-- Start of TEXT TO READ --
RFR[13]: 8224674: NMethod state machine is not monotonic

Thu Jul 11 14:46:31 UTC 2019

Hi Erik,
I had a look at this also and it seems reasonable and I like that 
'unloaded' is less dead than 'zombie' now.

http://cr.openjdk.java.net/~eosterlund/8224674/webrev.00/src/hotspot/share/code/nmethod.cpp.frames.html

1230 guarantee(try_transition(unloaded), "Invalid nmethod transition to 
unloaded");

This line worries me.  Can you explain why another thread could not have 
made this nmethod zombie already, before the handshake in zgc and the 
call afterward to make_unloaded() for this nmethod?   And add a comment 
here?

Thanks,
Coleen

On 7/11/19 9:53 AM, Erik Österlund wrote:
> Hi Dean,
>
> On 2019-07-11 00:42, dean.long at oracle.com wrote:
>> On 7/10/19 1:28 AM, Erik Österlund wrote:
>>> Hi Dean,
>>>
>>> On 2019-07-09 23:31, dean.long at oracle.com wrote:
>>>> On 7/1/19 6:12 AM, Erik Österlund wrote:
>>>>> For ZGC I moved OSR nmethod unlinking to before the unlinking 
>>>>> (where unlinking code belongs), instead of after the handshake 
>>>>> (intended for deleting things safely unlinked).
>>>>> Strictly speaking, moving the OSR nmethod unlinking removes the 
>>>>> racing between make_not_entrant and make_unloaded, but I still 
>>>>> want the monotonicity guards to make this code more robust. 
>>>>
>>>> I see where you added OSR nmethod unlinking, but not where you 
>>>> removed it, so it's not obvious it was a "move".
>>>
>>> Sorry, bad wording on my part. I added OSR nmethod unlinking before 
>>> the global handshake is run. After the handshake, we call 
>>> make_unloaded() on the same is_unloading() nmethods. That function 
>>> "tries" to unlink the OSR nmethod, but will just not do it as it's 
>>> already unlinked at that point. So in a way, I didn't remove the 
>>> call to unlink the OSR nmethod there, it just won't do anything. I 
>>> preferred structuring it that way instead of trying to optimize away 
>>> the call to unlink the OSR nmethod when making it unloaded, but only 
>>> for the concurrent case. It seemed to introduce more conditional 
>>> magic than it was worth.
>>> So in practice, the unlinking of OSR nmethods has moved for 
>>> concurrent unloading to before the handshake.
>>>
>>
>> OK, in that case, could you add a little information to the 
>> "Invalidate the osr nmethod only once" comment so that in the future 
>> someone isn't tempted to remove the code as redundant?
>
> Sure.
>
>>>> Would it make sense for nmethod::unlink_from_method() to do the OSR 
>>>> unlinking, or to assert that it has already been done?
>>>
>>> An earlier version of this patch tried to do that. It is indeed 
>>> possible. But it requires changing lock ranks of the OSR nmethod 
>>> lock to special - 1 and moving around a bunch of code as this 
>>> function is also called both when making nmethods not_entrant, 
>>> zombie, and unlinking them in that case. For the first two, we 
>>> conditionally unlink the nmethod based on the current state (which 
>>> is the old state), whereas when I move it, the current state is the 
>>> new state. So I had to change things around a bit more to figure out 
>>> the right condition when to unlink it that works for all 3 callers.
-- End of TEXT TO READ --
§ **BRIEF 1**
In the thread on the nmethod state machine, what lock rank did the earlier version of the patch need the OSR nmethod lock changed to?
§ **BRIEF 2**
Pick up the thread on the nmethod state machine after its last sentence and continue it.
-- Start of RECORDED DATA --
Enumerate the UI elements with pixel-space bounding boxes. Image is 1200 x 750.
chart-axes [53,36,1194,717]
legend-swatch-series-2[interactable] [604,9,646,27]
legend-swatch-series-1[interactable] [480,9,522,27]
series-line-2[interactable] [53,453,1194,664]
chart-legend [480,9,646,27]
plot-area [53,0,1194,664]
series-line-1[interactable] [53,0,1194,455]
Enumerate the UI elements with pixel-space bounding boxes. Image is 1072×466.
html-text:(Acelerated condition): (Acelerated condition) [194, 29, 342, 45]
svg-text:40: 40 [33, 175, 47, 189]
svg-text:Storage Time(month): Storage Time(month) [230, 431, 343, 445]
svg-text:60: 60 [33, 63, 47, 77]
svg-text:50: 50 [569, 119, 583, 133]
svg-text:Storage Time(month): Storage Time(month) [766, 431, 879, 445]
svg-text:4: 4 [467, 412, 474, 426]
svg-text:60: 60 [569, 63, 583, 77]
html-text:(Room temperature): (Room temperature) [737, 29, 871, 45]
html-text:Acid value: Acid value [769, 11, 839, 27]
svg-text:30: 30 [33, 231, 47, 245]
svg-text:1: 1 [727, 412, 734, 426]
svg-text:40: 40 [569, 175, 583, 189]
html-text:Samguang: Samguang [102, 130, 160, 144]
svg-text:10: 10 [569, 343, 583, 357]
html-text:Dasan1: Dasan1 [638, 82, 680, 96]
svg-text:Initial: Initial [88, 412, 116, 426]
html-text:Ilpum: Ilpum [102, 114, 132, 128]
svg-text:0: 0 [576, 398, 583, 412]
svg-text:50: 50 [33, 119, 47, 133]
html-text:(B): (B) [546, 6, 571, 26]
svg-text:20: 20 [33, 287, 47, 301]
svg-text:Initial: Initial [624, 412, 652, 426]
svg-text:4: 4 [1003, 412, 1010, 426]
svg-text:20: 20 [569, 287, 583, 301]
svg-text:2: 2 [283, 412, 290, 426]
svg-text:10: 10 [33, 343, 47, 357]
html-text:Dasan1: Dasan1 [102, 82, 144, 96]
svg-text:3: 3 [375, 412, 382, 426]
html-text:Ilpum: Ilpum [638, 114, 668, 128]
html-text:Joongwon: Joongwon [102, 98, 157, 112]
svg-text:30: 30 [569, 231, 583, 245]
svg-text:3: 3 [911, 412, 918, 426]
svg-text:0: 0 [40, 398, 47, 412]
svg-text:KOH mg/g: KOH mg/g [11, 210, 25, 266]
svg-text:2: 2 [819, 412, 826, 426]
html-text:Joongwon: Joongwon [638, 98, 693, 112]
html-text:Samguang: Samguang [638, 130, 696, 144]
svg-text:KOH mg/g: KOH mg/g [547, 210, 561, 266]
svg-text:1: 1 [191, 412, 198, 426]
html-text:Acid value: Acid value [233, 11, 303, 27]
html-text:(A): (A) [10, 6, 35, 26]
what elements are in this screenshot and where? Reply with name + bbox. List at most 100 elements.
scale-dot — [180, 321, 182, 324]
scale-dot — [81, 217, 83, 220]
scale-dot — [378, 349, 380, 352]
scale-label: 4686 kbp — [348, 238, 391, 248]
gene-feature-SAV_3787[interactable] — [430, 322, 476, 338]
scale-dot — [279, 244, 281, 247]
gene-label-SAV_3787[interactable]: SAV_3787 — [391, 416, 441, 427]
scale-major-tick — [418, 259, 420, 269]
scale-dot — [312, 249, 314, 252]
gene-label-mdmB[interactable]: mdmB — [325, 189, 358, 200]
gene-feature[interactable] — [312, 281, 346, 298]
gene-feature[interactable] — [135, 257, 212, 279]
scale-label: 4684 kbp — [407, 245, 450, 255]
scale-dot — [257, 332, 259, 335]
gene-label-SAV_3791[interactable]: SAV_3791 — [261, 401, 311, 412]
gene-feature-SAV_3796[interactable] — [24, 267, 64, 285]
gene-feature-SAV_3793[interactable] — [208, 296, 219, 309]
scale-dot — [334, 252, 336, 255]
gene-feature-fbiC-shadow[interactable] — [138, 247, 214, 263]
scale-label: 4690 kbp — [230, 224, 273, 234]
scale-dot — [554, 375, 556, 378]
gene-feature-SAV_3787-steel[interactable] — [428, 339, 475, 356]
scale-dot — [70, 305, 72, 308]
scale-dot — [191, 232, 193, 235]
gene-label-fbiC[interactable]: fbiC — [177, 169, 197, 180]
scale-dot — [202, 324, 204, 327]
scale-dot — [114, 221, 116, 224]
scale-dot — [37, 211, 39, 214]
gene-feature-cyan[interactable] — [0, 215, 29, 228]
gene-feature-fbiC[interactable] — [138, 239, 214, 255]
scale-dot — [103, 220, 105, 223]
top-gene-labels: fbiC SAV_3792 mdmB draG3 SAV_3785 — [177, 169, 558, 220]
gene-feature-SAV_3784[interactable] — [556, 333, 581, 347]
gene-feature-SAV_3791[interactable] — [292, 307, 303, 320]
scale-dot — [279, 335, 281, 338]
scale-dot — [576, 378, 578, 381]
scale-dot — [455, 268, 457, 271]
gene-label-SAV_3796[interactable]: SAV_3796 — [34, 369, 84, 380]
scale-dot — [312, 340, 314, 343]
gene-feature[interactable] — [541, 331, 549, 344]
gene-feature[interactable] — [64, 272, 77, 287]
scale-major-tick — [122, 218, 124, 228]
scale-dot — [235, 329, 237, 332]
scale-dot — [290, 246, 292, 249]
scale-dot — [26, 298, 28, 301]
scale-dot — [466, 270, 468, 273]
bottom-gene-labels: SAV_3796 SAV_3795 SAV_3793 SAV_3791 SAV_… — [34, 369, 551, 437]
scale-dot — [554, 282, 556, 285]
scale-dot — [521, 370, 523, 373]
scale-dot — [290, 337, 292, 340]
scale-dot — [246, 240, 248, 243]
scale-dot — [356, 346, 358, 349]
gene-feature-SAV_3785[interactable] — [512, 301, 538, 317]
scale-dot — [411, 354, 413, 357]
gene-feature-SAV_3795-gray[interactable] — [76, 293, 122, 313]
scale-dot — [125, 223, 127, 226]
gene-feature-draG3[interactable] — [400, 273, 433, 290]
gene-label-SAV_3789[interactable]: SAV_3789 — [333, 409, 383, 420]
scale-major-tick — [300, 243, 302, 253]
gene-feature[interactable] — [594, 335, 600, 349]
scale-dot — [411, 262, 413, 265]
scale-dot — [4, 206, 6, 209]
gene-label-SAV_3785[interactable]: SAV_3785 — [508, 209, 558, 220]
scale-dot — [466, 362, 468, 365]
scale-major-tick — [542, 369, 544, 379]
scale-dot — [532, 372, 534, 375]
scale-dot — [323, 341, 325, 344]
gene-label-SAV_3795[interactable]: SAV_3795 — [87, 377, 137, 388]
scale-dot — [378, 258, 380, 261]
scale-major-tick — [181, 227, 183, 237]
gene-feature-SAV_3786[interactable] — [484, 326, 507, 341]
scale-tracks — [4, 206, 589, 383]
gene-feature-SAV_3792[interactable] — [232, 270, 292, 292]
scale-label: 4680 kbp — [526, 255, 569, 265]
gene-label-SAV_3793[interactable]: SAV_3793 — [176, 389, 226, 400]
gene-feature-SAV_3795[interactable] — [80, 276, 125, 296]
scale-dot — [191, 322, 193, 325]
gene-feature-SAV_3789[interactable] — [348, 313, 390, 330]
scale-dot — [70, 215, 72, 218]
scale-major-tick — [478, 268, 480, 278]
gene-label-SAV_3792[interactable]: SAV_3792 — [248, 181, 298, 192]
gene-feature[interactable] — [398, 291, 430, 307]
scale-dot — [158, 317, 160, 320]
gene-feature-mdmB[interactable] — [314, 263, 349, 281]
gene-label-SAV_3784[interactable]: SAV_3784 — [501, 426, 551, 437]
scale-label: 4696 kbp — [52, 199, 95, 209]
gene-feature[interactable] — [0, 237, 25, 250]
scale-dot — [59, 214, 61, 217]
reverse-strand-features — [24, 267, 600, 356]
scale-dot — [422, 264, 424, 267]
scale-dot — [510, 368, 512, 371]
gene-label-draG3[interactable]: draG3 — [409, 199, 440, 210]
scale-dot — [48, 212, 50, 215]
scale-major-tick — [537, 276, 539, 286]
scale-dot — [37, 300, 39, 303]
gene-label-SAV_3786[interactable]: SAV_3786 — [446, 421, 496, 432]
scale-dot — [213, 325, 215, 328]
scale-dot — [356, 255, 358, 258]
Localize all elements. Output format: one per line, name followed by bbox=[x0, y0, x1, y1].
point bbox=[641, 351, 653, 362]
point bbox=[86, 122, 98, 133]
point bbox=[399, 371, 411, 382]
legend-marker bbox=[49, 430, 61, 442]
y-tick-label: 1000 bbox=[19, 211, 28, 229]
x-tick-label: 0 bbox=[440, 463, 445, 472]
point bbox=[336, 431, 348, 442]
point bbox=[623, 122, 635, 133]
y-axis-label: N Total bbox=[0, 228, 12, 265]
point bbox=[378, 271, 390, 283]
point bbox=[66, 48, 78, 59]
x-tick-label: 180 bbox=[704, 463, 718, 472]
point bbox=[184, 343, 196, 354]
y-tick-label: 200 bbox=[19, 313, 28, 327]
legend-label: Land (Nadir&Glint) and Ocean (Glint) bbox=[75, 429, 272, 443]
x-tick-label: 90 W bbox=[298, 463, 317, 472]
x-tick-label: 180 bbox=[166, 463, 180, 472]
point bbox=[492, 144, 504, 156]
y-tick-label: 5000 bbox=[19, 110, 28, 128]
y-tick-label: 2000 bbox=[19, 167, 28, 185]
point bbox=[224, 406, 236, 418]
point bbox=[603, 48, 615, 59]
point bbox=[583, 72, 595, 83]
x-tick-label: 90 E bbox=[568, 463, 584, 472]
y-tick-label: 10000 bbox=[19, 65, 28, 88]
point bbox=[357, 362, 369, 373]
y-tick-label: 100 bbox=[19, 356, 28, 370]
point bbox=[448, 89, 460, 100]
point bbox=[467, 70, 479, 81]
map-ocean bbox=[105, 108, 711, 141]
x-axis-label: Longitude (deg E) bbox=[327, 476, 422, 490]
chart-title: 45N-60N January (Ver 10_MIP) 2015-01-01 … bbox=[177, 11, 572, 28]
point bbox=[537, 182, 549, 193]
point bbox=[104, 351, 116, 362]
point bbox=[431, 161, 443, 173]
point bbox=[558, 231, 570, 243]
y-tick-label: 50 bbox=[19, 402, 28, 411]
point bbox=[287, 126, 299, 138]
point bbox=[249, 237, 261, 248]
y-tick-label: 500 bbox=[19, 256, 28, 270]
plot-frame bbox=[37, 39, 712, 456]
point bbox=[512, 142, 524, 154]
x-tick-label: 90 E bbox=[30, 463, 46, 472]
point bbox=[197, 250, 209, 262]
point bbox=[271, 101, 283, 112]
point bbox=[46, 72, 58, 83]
-- End of RECORDED DATA --
§ **TASK RESPONSE 1**
special - 1

§ **TASK RESPONSE 2**
>>> In the end, since this is going to 13, I thought it's more important 
>>> to minimize the risk as much as I can, and leave such refactorings 
>>> to 14.
>>>
>>
>> OK.
>>
>>>> The new bailout in the middle of 
>>>> nmethod::make_not_entrant_or_zombie() worries me a little, because 
>>>> the code up to that point has side-effects, and we could be bailing 
>>>> out in an unexpected state.
>>>
>>> Correct. In an earlier version of this patch, I moved the transition 
>>> to before the side effects. But a bunch of code is using the current 
>>> nmethod state to determine what to do, and that current state 
>>> changed from the old to the new state. In particular, we 
>>> conditionally patch in the jump based on the current (old) state, 
>>> and we conditionally increment decompile count based on the current 
>>> (old) state. So I ended up having to rewrite more code than I wanted 
>>> to for a patch going into 13, and convince myself that I had not 
>>> implicitly messed something up. It felt safer to reason about the 3 
>>> side effects up until the transitioning point:
>>>
>>> 1) Patching in the jump into VEP. Any state more dead than the 
>>> current transition, would still want that jump to be there.
>>> 2) Incrementing decompile count when making it not_entrant. Seems in 
>>> order to do regardless, as we had an actual request to make the 
>>> nmethod not entrant because it was bad somehow.
>>> 3) Marking it as seen on stack when making it not_entrant. This will 
>>> only make can_convert_to_zombie start returning false, which is 
>>> harmless in general. Also, as both transitions to zombie and 
>>> not_entrant are performed under the Patching_lock, the only possible 
>>> race is with make_unloaded. And those nmethods are is_unloading(), 
>>> which also makes can_convert_to_zombie return false (in a not racy 
>>> fashion). So it would essentially make no observable difference to 
>>> any single call to can_convert_to_zombie().
>>>
>>> In summary, #1 and #3 don't really observably change the state of 
>>> the system, and #2 is completely harmless and probably wanted. 
>>> Therefore I found that moving these things around and finding out 
>>> where we use the current state(), as well as rewriting it, seemed 
>>> like a slightly scarier change for 13 to me.
>>>
>>> So in general, there is some refactoring that could be done (and I 
>>> have tried it) to make this nicer. But I want to minimize the risk 
>>> for 13 as much as possible, and perform any risky refactorings in 14 
>>> instead.
>>> If your risk assessment is different and you would prefer moving the 
>>> transition higher up (and flipping some conditions) instead, I am 
>>> totally up for that too though, and I do see where you are coming from.
>>>
>>
>> So if we fail, it means that we lost a race to a "deader" state, and 
>> assuming this is the only path to the deader state, wouldn't that 
>> also mean that #1, #2, and #3 would have already been done by the 
>> winning thread?  If so, that makes me feel better about bailing out 
>> in the middle, but I'm still not 100% convinced, unless we can assert 
>> that 1-3 already happened.  Do you have a prototype of what moving 
>> the transition higher up would look like?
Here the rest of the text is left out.